Aim of the task >>
Report how many lines contain "text", with no other words.

##### Material provided #####

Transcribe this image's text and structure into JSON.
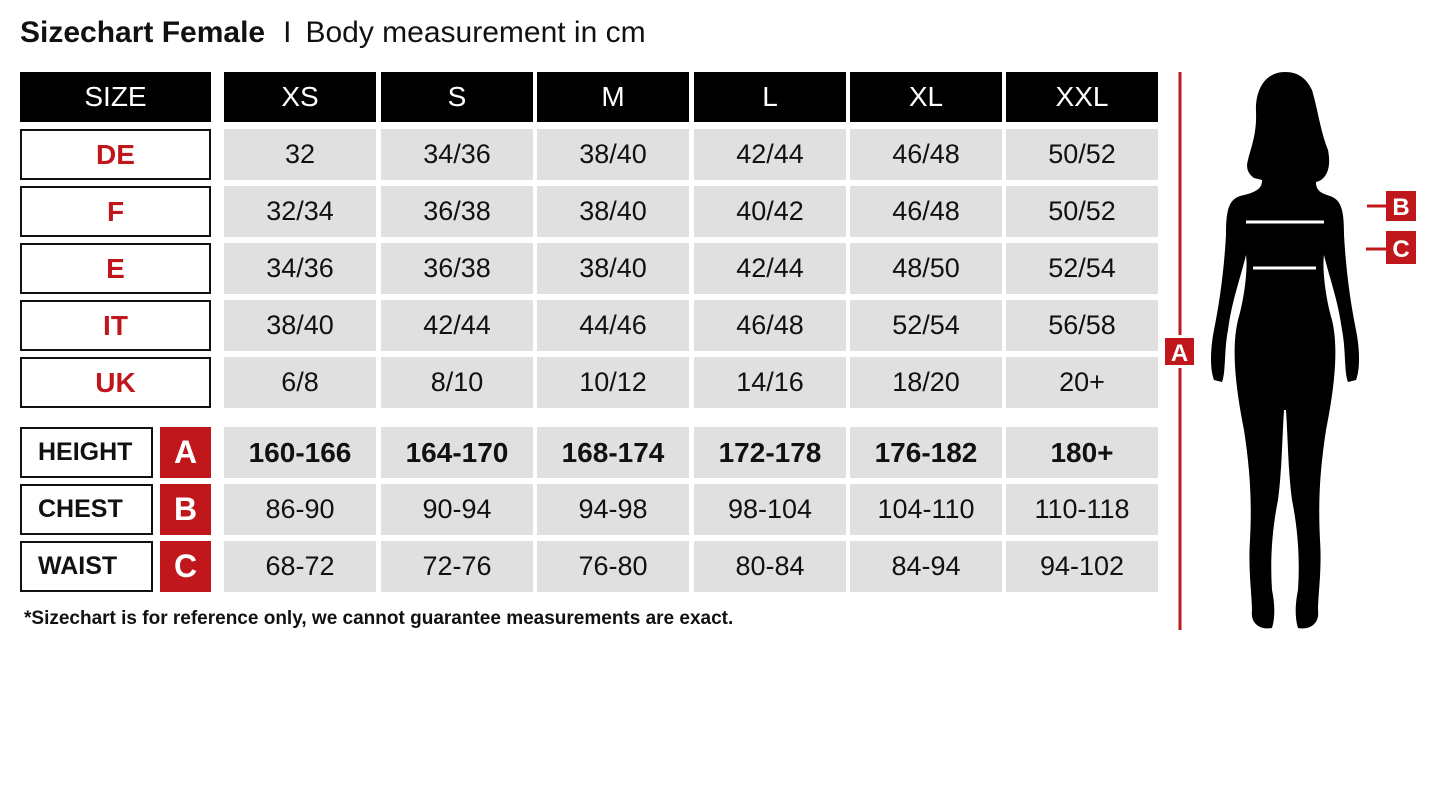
{
  "title": {
    "bold": "Sizechart Female",
    "separator": "I",
    "subtitle": "Body measurement in cm"
  },
  "size_header": "SIZE",
  "sizes": [
    "XS",
    "S",
    "M",
    "L",
    "XL",
    "XXL"
  ],
  "country_rows": [
    {
      "label": "DE",
      "values": [
        "32",
        "34/36",
        "38/40",
        "42/44",
        "46/48",
        "50/52"
      ]
    },
    {
      "label": "F",
      "values": [
        "32/34",
        "36/38",
        "38/40",
        "40/42",
        "46/48",
        "50/52"
      ]
    },
    {
      "label": "E",
      "values": [
        "34/36",
        "36/38",
        "38/40",
        "42/44",
        "48/50",
        "52/54"
      ]
    },
    {
      "label": "IT",
      "values": [
        "38/40",
        "42/44",
        "44/46",
        "46/48",
        "52/54",
        "56/58"
      ]
    },
    {
      "label": "UK",
      "values": [
        "6/8",
        "8/10",
        "10/12",
        "14/16",
        "18/20",
        "20+"
      ]
    }
  ],
  "measurement_rows": [
    {
      "label": "HEIGHT",
      "letter": "A",
      "bold": true,
      "values": [
        "160-166",
        "164-170",
        "168-174",
        "172-178",
        "176-182",
        "180+"
      ]
    },
    {
      "label": "CHEST",
      "letter": "B",
      "bold": false,
      "values": [
        "86-90",
        "90-94",
        "94-98",
        "98-104",
        "104-110",
        "110-118"
      ]
    },
    {
      "label": "WAIST",
      "letter": "C",
      "bold": false,
      "values": [
        "68-72",
        "72-76",
        "76-80",
        "80-84",
        "84-94",
        "94-102"
      ]
    }
  ],
  "note": "*Sizechart is for reference only, we cannot guarantee measurements are exact.",
  "figure": {
    "markers": [
      "A",
      "B",
      "C"
    ]
  },
  "colors": {
    "accent": "#c0171c",
    "header_bg": "#000000",
    "cell_bg": "#e0e0e0"
  }
}
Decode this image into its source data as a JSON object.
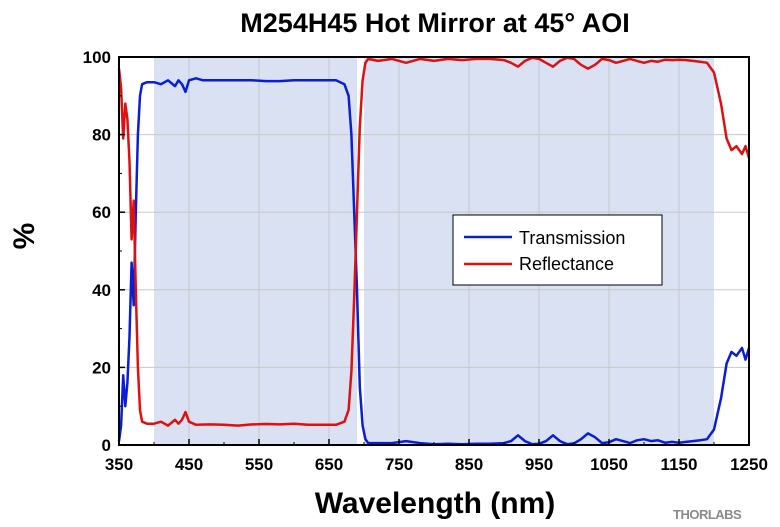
{
  "chart_data": {
    "type": "line",
    "title": "M254H45 Hot Mirror at 45° AOI",
    "xlabel": "Wavelength (nm)",
    "ylabel": "%",
    "xlim": [
      350,
      1250
    ],
    "ylim": [
      0,
      100
    ],
    "x_ticks": [
      350,
      450,
      550,
      650,
      750,
      850,
      950,
      1050,
      1150,
      1250
    ],
    "y_ticks": [
      0,
      20,
      40,
      60,
      80,
      100
    ],
    "grid": true,
    "legend_position": "center-right",
    "shaded_regions": [
      {
        "x": [
          400,
          690
        ],
        "color": "#d9e1f3"
      },
      {
        "x": [
          700,
          1200
        ],
        "color": "#d9e1f3"
      }
    ],
    "series": [
      {
        "name": "Transmission",
        "color": "#0a1ed8",
        "points": [
          [
            350,
            1
          ],
          [
            353,
            5
          ],
          [
            356,
            18
          ],
          [
            359,
            10
          ],
          [
            362,
            16
          ],
          [
            365,
            28
          ],
          [
            368,
            47
          ],
          [
            371,
            36
          ],
          [
            374,
            60
          ],
          [
            377,
            80
          ],
          [
            380,
            90
          ],
          [
            383,
            93
          ],
          [
            390,
            93.5
          ],
          [
            400,
            93.5
          ],
          [
            410,
            93
          ],
          [
            420,
            94
          ],
          [
            430,
            92.5
          ],
          [
            435,
            94
          ],
          [
            440,
            93
          ],
          [
            445,
            91
          ],
          [
            450,
            94
          ],
          [
            460,
            94.5
          ],
          [
            470,
            94
          ],
          [
            480,
            94
          ],
          [
            500,
            94
          ],
          [
            520,
            94
          ],
          [
            540,
            94
          ],
          [
            560,
            93.8
          ],
          [
            580,
            93.8
          ],
          [
            600,
            94
          ],
          [
            620,
            94
          ],
          [
            640,
            94
          ],
          [
            660,
            94
          ],
          [
            672,
            93
          ],
          [
            678,
            90
          ],
          [
            682,
            80
          ],
          [
            686,
            60
          ],
          [
            690,
            40
          ],
          [
            694,
            15
          ],
          [
            698,
            5
          ],
          [
            702,
            1.5
          ],
          [
            706,
            0.5
          ],
          [
            720,
            0.5
          ],
          [
            740,
            0.5
          ],
          [
            760,
            1
          ],
          [
            780,
            0.5
          ],
          [
            800,
            0.2
          ],
          [
            820,
            0.3
          ],
          [
            840,
            0.2
          ],
          [
            860,
            0.3
          ],
          [
            880,
            0.3
          ],
          [
            900,
            0.5
          ],
          [
            910,
            1
          ],
          [
            920,
            2.5
          ],
          [
            930,
            1
          ],
          [
            940,
            0.2
          ],
          [
            950,
            0.3
          ],
          [
            960,
            1
          ],
          [
            970,
            2.5
          ],
          [
            980,
            1
          ],
          [
            990,
            0.2
          ],
          [
            1000,
            0.4
          ],
          [
            1010,
            1.5
          ],
          [
            1020,
            3
          ],
          [
            1030,
            2
          ],
          [
            1040,
            0.5
          ],
          [
            1050,
            0.7
          ],
          [
            1060,
            1.5
          ],
          [
            1070,
            1
          ],
          [
            1080,
            0.5
          ],
          [
            1090,
            1.2
          ],
          [
            1100,
            1.5
          ],
          [
            1110,
            1
          ],
          [
            1120,
            1.2
          ],
          [
            1130,
            0.6
          ],
          [
            1140,
            0.8
          ],
          [
            1150,
            0.6
          ],
          [
            1160,
            0.8
          ],
          [
            1170,
            1
          ],
          [
            1180,
            1.2
          ],
          [
            1190,
            1.5
          ],
          [
            1200,
            4
          ],
          [
            1210,
            12
          ],
          [
            1218,
            21
          ],
          [
            1225,
            24
          ],
          [
            1232,
            23
          ],
          [
            1240,
            25
          ],
          [
            1245,
            22
          ],
          [
            1250,
            25
          ]
        ]
      },
      {
        "name": "Reflectance",
        "color": "#e01010",
        "points": [
          [
            350,
            97
          ],
          [
            353,
            92
          ],
          [
            356,
            79
          ],
          [
            359,
            88
          ],
          [
            362,
            84
          ],
          [
            365,
            73
          ],
          [
            368,
            53
          ],
          [
            371,
            63
          ],
          [
            374,
            40
          ],
          [
            377,
            20
          ],
          [
            380,
            9
          ],
          [
            383,
            6
          ],
          [
            390,
            5.5
          ],
          [
            400,
            5.5
          ],
          [
            410,
            6
          ],
          [
            420,
            5
          ],
          [
            430,
            6.5
          ],
          [
            435,
            5.5
          ],
          [
            440,
            6.5
          ],
          [
            445,
            8.5
          ],
          [
            450,
            6
          ],
          [
            460,
            5.2
          ],
          [
            480,
            5.3
          ],
          [
            500,
            5.2
          ],
          [
            520,
            5
          ],
          [
            540,
            5.3
          ],
          [
            560,
            5.4
          ],
          [
            580,
            5.3
          ],
          [
            600,
            5.5
          ],
          [
            620,
            5.2
          ],
          [
            640,
            5.2
          ],
          [
            660,
            5.2
          ],
          [
            672,
            6
          ],
          [
            678,
            9
          ],
          [
            682,
            19
          ],
          [
            686,
            38
          ],
          [
            690,
            60
          ],
          [
            694,
            82
          ],
          [
            698,
            94
          ],
          [
            702,
            98.5
          ],
          [
            706,
            99.5
          ],
          [
            720,
            99
          ],
          [
            740,
            99.5
          ],
          [
            760,
            98.5
          ],
          [
            780,
            99.5
          ],
          [
            800,
            99
          ],
          [
            820,
            99.5
          ],
          [
            840,
            99.2
          ],
          [
            860,
            99.5
          ],
          [
            880,
            99.5
          ],
          [
            900,
            99.2
          ],
          [
            910,
            98.5
          ],
          [
            920,
            97.5
          ],
          [
            930,
            99
          ],
          [
            940,
            99.8
          ],
          [
            950,
            99.5
          ],
          [
            960,
            98.5
          ],
          [
            970,
            97.5
          ],
          [
            980,
            99
          ],
          [
            990,
            99.8
          ],
          [
            1000,
            99.5
          ],
          [
            1010,
            98
          ],
          [
            1020,
            97
          ],
          [
            1030,
            98
          ],
          [
            1040,
            99.5
          ],
          [
            1050,
            99.2
          ],
          [
            1060,
            98.5
          ],
          [
            1070,
            99
          ],
          [
            1080,
            99.5
          ],
          [
            1090,
            99
          ],
          [
            1100,
            98.5
          ],
          [
            1110,
            99
          ],
          [
            1120,
            98.8
          ],
          [
            1130,
            99.3
          ],
          [
            1140,
            99.2
          ],
          [
            1150,
            99.3
          ],
          [
            1160,
            99.2
          ],
          [
            1170,
            99
          ],
          [
            1180,
            98.8
          ],
          [
            1190,
            98.5
          ],
          [
            1200,
            96
          ],
          [
            1210,
            88
          ],
          [
            1218,
            79
          ],
          [
            1225,
            76
          ],
          [
            1232,
            77
          ],
          [
            1240,
            75
          ],
          [
            1245,
            77
          ],
          [
            1250,
            74
          ]
        ]
      }
    ]
  },
  "logo": {
    "text": "THORLABS"
  }
}
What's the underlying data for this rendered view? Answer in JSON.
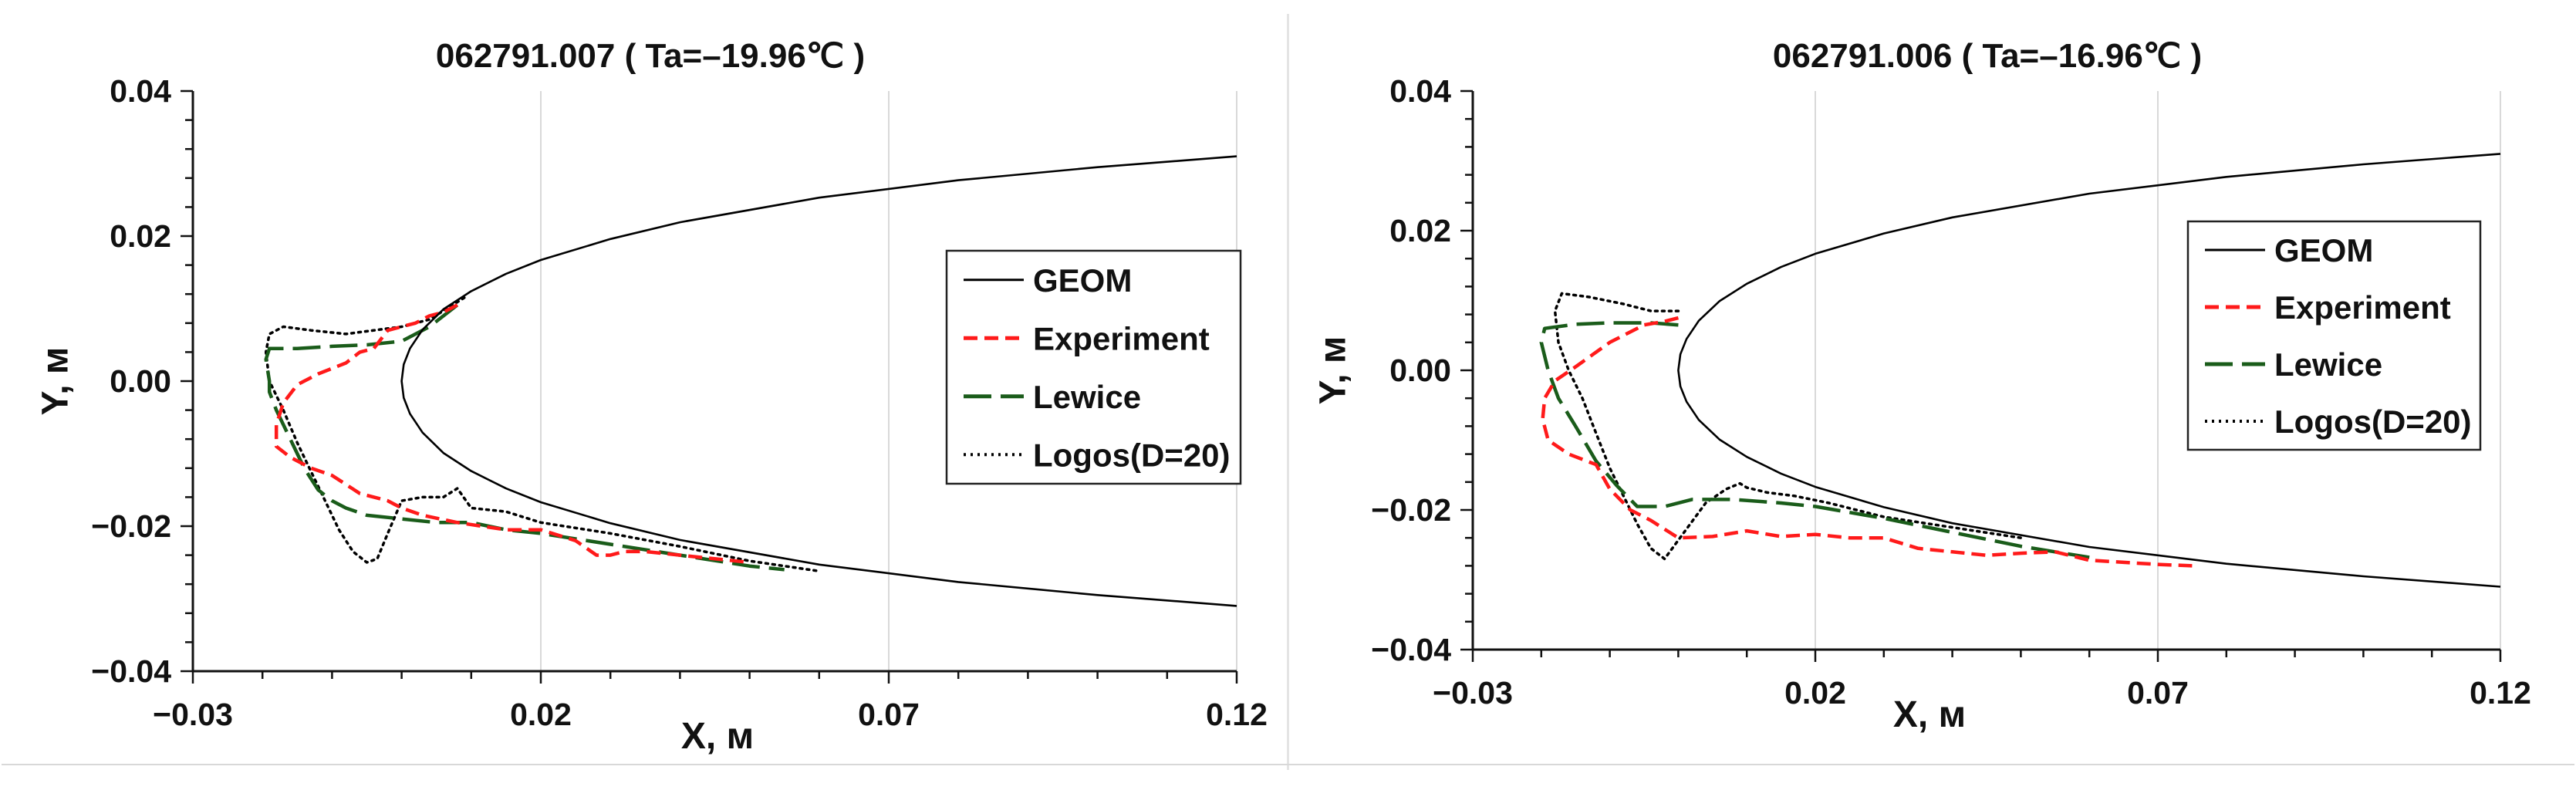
{
  "chart_data": [
    {
      "type": "line",
      "title": "062791.007 ( Ta=–19.96℃ )",
      "xlabel": "X, м",
      "ylabel": "Y, м",
      "xlim": [
        -0.03,
        0.12
      ],
      "ylim": [
        -0.04,
        0.04
      ],
      "xticks": [
        -0.03,
        0.02,
        0.07,
        0.12
      ],
      "xtick_labels": [
        "−0.03",
        "0.02",
        "0.07",
        "0.12"
      ],
      "yticks": [
        -0.04,
        -0.02,
        0.0,
        0.02,
        0.04
      ],
      "ytick_labels": [
        "−0.04",
        "−0.02",
        "0.00",
        "0.02",
        "0.04"
      ],
      "grid": "vertical-major",
      "legend_position": "right",
      "series": [
        {
          "name": "GEOM",
          "color": "#000000",
          "style": "solid",
          "x": [
            0.12,
            0.1,
            0.08,
            0.06,
            0.04,
            0.03,
            0.02,
            0.015,
            0.01,
            0.006,
            0.003,
            0.0012,
            0.0003,
            0.0,
            0.0003,
            0.0012,
            0.003,
            0.006,
            0.01,
            0.015,
            0.02,
            0.03,
            0.04,
            0.06,
            0.08,
            0.1,
            0.12
          ],
          "y": [
            0.031,
            0.0295,
            0.0277,
            0.0253,
            0.0219,
            0.0196,
            0.0167,
            0.0148,
            0.0124,
            0.0099,
            0.0071,
            0.0045,
            0.0023,
            0.0,
            -0.0023,
            -0.0045,
            -0.0071,
            -0.0099,
            -0.0124,
            -0.0148,
            -0.0167,
            -0.0196,
            -0.0219,
            -0.0253,
            -0.0277,
            -0.0295,
            -0.031
          ]
        },
        {
          "name": "Experiment",
          "color": "#ff1a1a",
          "style": "dashed",
          "x": [
            0.008,
            0.006,
            0.004,
            0.002,
            0.0,
            -0.002,
            -0.004,
            -0.006,
            -0.008,
            -0.012,
            -0.015,
            -0.017,
            -0.018,
            -0.018,
            -0.016,
            -0.013,
            -0.01,
            -0.006,
            -0.002,
            0.0,
            0.003,
            0.008,
            0.015,
            0.02,
            0.025,
            0.028,
            0.03,
            0.032,
            0.035,
            0.04,
            0.045,
            0.05
          ],
          "y": [
            0.0105,
            0.0095,
            0.009,
            0.008,
            0.0075,
            0.007,
            0.0045,
            0.004,
            0.0025,
            0.001,
            -0.0005,
            -0.003,
            -0.006,
            -0.009,
            -0.0105,
            -0.012,
            -0.013,
            -0.0155,
            -0.0165,
            -0.0175,
            -0.0185,
            -0.0195,
            -0.0205,
            -0.0205,
            -0.022,
            -0.024,
            -0.024,
            -0.0235,
            -0.0235,
            -0.024,
            -0.0245,
            -0.025
          ]
        },
        {
          "name": "Lewice",
          "color": "#1a5c1a",
          "style": "longdash",
          "x": [
            0.008,
            0.004,
            0.0,
            -0.005,
            -0.01,
            -0.015,
            -0.019,
            -0.0195,
            -0.019,
            -0.019,
            -0.018,
            -0.016,
            -0.014,
            -0.012,
            -0.01,
            -0.008,
            -0.005,
            0.0,
            0.005,
            0.01,
            0.015,
            0.02,
            0.03,
            0.04,
            0.05,
            0.055
          ],
          "y": [
            0.0105,
            0.0075,
            0.0055,
            0.005,
            0.0048,
            0.0045,
            0.0045,
            0.003,
            0.0,
            -0.0015,
            -0.004,
            -0.008,
            -0.012,
            -0.015,
            -0.0165,
            -0.0175,
            -0.0185,
            -0.019,
            -0.0195,
            -0.0195,
            -0.0205,
            -0.021,
            -0.0225,
            -0.024,
            -0.0255,
            -0.026
          ]
        },
        {
          "name": "Logos(D=20)",
          "color": "#000000",
          "style": "dotted",
          "x": [
            0.009,
            0.004,
            0.0,
            -0.004,
            -0.008,
            -0.013,
            -0.017,
            -0.019,
            -0.0195,
            -0.019,
            -0.017,
            -0.015,
            -0.013,
            -0.011,
            -0.009,
            -0.007,
            -0.005,
            -0.0035,
            -0.002,
            0.0,
            0.003,
            0.006,
            0.008,
            0.01,
            0.015,
            0.02,
            0.03,
            0.04,
            0.05,
            0.06
          ],
          "y": [
            0.0115,
            0.0085,
            0.0075,
            0.007,
            0.0065,
            0.007,
            0.0075,
            0.0065,
            0.004,
            0.0,
            -0.004,
            -0.0085,
            -0.0125,
            -0.0165,
            -0.0205,
            -0.0235,
            -0.025,
            -0.0245,
            -0.021,
            -0.0165,
            -0.016,
            -0.016,
            -0.0148,
            -0.0175,
            -0.018,
            -0.0195,
            -0.021,
            -0.0228,
            -0.0248,
            -0.0262
          ]
        }
      ]
    },
    {
      "type": "line",
      "title": "062791.006 ( Ta=–16.96℃ )",
      "xlabel": "X, м",
      "ylabel": "Y, м",
      "xlim": [
        -0.03,
        0.12
      ],
      "ylim": [
        -0.04,
        0.04
      ],
      "xticks": [
        -0.03,
        0.02,
        0.07,
        0.12
      ],
      "xtick_labels": [
        "−0.03",
        "0.02",
        "0.07",
        "0.12"
      ],
      "yticks": [
        -0.04,
        -0.02,
        0.0,
        0.02,
        0.04
      ],
      "ytick_labels": [
        "−0.04",
        "−0.02",
        "0.00",
        "0.02",
        "0.04"
      ],
      "grid": "vertical-major",
      "legend_position": "top-right",
      "series": [
        {
          "name": "GEOM",
          "color": "#000000",
          "style": "solid",
          "x": [
            0.12,
            0.1,
            0.08,
            0.06,
            0.04,
            0.03,
            0.02,
            0.015,
            0.01,
            0.006,
            0.003,
            0.0012,
            0.0003,
            0.0,
            0.0003,
            0.0012,
            0.003,
            0.006,
            0.01,
            0.015,
            0.02,
            0.03,
            0.04,
            0.06,
            0.08,
            0.1,
            0.12
          ],
          "y": [
            0.031,
            0.0295,
            0.0277,
            0.0253,
            0.0219,
            0.0196,
            0.0167,
            0.0148,
            0.0124,
            0.0099,
            0.0071,
            0.0045,
            0.0023,
            0.0,
            -0.0023,
            -0.0045,
            -0.0071,
            -0.0099,
            -0.0124,
            -0.0148,
            -0.0167,
            -0.0196,
            -0.0219,
            -0.0253,
            -0.0277,
            -0.0295,
            -0.031
          ]
        },
        {
          "name": "Experiment",
          "color": "#ff1a1a",
          "style": "dashed",
          "x": [
            0.0,
            -0.002,
            -0.005,
            -0.01,
            -0.015,
            -0.018,
            -0.0195,
            -0.0198,
            -0.019,
            -0.016,
            -0.012,
            -0.01,
            -0.007,
            -0.004,
            0.0,
            0.005,
            0.01,
            0.015,
            0.02,
            0.025,
            0.03,
            0.035,
            0.04,
            0.045,
            0.05,
            0.055,
            0.06,
            0.065,
            0.07,
            0.075
          ],
          "y": [
            0.0075,
            0.007,
            0.0065,
            0.004,
            0.0005,
            -0.0015,
            -0.004,
            -0.007,
            -0.01,
            -0.012,
            -0.0135,
            -0.017,
            -0.02,
            -0.0215,
            -0.024,
            -0.0238,
            -0.023,
            -0.0238,
            -0.0235,
            -0.024,
            -0.024,
            -0.0255,
            -0.026,
            -0.0265,
            -0.0262,
            -0.026,
            -0.0272,
            -0.0275,
            -0.0278,
            -0.028
          ]
        },
        {
          "name": "Lewice",
          "color": "#1a5c1a",
          "style": "longdash",
          "x": [
            0.0,
            -0.004,
            -0.01,
            -0.015,
            -0.0195,
            -0.02,
            -0.019,
            -0.0175,
            -0.015,
            -0.012,
            -0.009,
            -0.006,
            -0.002,
            0.002,
            0.008,
            0.015,
            0.02,
            0.03,
            0.04,
            0.05,
            0.06
          ],
          "y": [
            0.0065,
            0.0068,
            0.0068,
            0.0066,
            0.006,
            0.004,
            0.0,
            -0.004,
            -0.008,
            -0.013,
            -0.0165,
            -0.0195,
            -0.0195,
            -0.0185,
            -0.0185,
            -0.019,
            -0.0195,
            -0.0212,
            -0.0232,
            -0.0252,
            -0.0268
          ]
        },
        {
          "name": "Logos(D=20)",
          "color": "#000000",
          "style": "dotted",
          "x": [
            0.0,
            -0.004,
            -0.008,
            -0.013,
            -0.017,
            -0.018,
            -0.0175,
            -0.016,
            -0.014,
            -0.012,
            -0.01,
            -0.008,
            -0.006,
            -0.004,
            -0.002,
            0.001,
            0.004,
            0.007,
            0.009,
            0.01,
            0.013,
            0.017,
            0.022,
            0.03,
            0.04,
            0.05
          ],
          "y": [
            0.0085,
            0.0085,
            0.0095,
            0.0105,
            0.011,
            0.0085,
            0.004,
            0.0,
            -0.004,
            -0.009,
            -0.014,
            -0.018,
            -0.022,
            -0.0255,
            -0.027,
            -0.023,
            -0.019,
            -0.017,
            -0.0162,
            -0.0168,
            -0.0175,
            -0.018,
            -0.019,
            -0.021,
            -0.0225,
            -0.024
          ]
        }
      ]
    }
  ]
}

#####

Output of the task >>
2